Exercise requirements.
Please copy all the lines that follow, word for word.

---- Recorded information

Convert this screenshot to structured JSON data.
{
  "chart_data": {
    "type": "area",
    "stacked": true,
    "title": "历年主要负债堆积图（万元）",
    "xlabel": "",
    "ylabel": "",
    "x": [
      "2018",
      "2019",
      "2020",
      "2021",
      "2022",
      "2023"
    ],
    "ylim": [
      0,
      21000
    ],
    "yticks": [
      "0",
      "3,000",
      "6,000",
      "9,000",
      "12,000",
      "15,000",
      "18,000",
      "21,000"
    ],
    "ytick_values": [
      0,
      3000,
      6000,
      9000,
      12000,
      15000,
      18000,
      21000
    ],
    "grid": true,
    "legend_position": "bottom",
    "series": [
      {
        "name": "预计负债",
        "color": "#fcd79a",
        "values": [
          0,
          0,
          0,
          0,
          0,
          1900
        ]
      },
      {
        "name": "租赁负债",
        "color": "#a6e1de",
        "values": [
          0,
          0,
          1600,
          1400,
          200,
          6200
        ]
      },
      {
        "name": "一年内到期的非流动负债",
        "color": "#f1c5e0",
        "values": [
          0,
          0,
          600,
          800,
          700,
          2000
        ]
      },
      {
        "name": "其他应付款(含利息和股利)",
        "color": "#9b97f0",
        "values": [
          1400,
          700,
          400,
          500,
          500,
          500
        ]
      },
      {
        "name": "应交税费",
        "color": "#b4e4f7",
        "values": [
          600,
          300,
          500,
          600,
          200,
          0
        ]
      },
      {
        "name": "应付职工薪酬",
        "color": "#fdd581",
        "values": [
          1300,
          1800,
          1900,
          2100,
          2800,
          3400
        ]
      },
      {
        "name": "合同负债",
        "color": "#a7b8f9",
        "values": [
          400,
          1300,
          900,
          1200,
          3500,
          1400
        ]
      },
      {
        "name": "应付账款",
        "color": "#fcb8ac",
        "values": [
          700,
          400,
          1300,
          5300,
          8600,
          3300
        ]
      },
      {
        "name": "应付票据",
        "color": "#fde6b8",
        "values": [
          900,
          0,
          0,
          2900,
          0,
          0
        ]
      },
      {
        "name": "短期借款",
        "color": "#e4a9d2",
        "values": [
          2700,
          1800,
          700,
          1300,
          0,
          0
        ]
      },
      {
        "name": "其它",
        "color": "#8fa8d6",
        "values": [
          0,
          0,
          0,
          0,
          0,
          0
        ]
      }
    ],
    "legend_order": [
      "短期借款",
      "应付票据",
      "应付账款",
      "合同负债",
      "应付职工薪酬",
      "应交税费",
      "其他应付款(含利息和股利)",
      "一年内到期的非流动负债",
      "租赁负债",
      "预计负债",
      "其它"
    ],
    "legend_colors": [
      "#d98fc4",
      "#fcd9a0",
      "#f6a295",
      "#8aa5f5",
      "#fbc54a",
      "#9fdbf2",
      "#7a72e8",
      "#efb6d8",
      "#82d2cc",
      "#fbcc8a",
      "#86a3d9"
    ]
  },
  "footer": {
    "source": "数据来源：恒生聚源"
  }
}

--------

Result.
Convert this screenshot to structured JSON data.
{
  "chart_data": {
    "type": "area",
    "stacked": true,
    "title": "历年主要负债堆积图（万元）",
    "xlabel": "",
    "ylabel": "",
    "x": [
      "2018",
      "2019",
      "2020",
      "2021",
      "2022",
      "2023"
    ],
    "ylim": [
      0,
      21000
    ],
    "yticks": [
      "0",
      "3,000",
      "6,000",
      "9,000",
      "12,000",
      "15,000",
      "18,000",
      "21,000"
    ],
    "ytick_values": [
      0,
      3000,
      6000,
      9000,
      12000,
      15000,
      18000,
      21000
    ],
    "grid": true,
    "legend_position": "bottom",
    "series": [
      {
        "name": "预计负债",
        "color": "#fcd79a",
        "values": [
          0,
          0,
          0,
          0,
          0,
          1900
        ]
      },
      {
        "name": "租赁负债",
        "color": "#a6e1de",
        "values": [
          0,
          0,
          1600,
          1400,
          200,
          6200
        ]
      },
      {
        "name": "一年内到期的非流动负债",
        "color": "#f1c5e0",
        "values": [
          0,
          0,
          600,
          800,
          700,
          2000
        ]
      },
      {
        "name": "其他应付款(含利息和股利)",
        "color": "#9b97f0",
        "values": [
          1400,
          700,
          400,
          500,
          500,
          500
        ]
      },
      {
        "name": "应交税费",
        "color": "#b4e4f7",
        "values": [
          600,
          300,
          500,
          600,
          200,
          0
        ]
      },
      {
        "name": "应付职工薪酬",
        "color": "#fdd581",
        "values": [
          1300,
          1800,
          1900,
          2100,
          2800,
          3400
        ]
      },
      {
        "name": "合同负债",
        "color": "#a7b8f9",
        "values": [
          400,
          1300,
          900,
          1200,
          3500,
          1400
        ]
      },
      {
        "name": "应付账款",
        "color": "#fcb8ac",
        "values": [
          700,
          400,
          1300,
          5300,
          8600,
          3300
        ]
      },
      {
        "name": "应付票据",
        "color": "#fde6b8",
        "values": [
          900,
          0,
          0,
          2900,
          0,
          0
        ]
      },
      {
        "name": "短期借款",
        "color": "#e4a9d2",
        "values": [
          2700,
          1800,
          700,
          1300,
          0,
          0
        ]
      },
      {
        "name": "其它",
        "color": "#8fa8d6",
        "values": [
          0,
          0,
          0,
          0,
          0,
          0
        ]
      }
    ],
    "legend_order": [
      "短期借款",
      "应付票据",
      "应付账款",
      "合同负债",
      "应付职工薪酬",
      "应交税费",
      "其他应付款(含利息和股利)",
      "一年内到期的非流动负债",
      "租赁负债",
      "预计负债",
      "其它"
    ],
    "legend_colors": [
      "#d98fc4",
      "#fcd9a0",
      "#f6a295",
      "#8aa5f5",
      "#fbc54a",
      "#9fdbf2",
      "#7a72e8",
      "#efb6d8",
      "#82d2cc",
      "#fbcc8a",
      "#86a3d9"
    ]
  },
  "footer": {
    "source": "数据来源：恒生聚源"
  }
}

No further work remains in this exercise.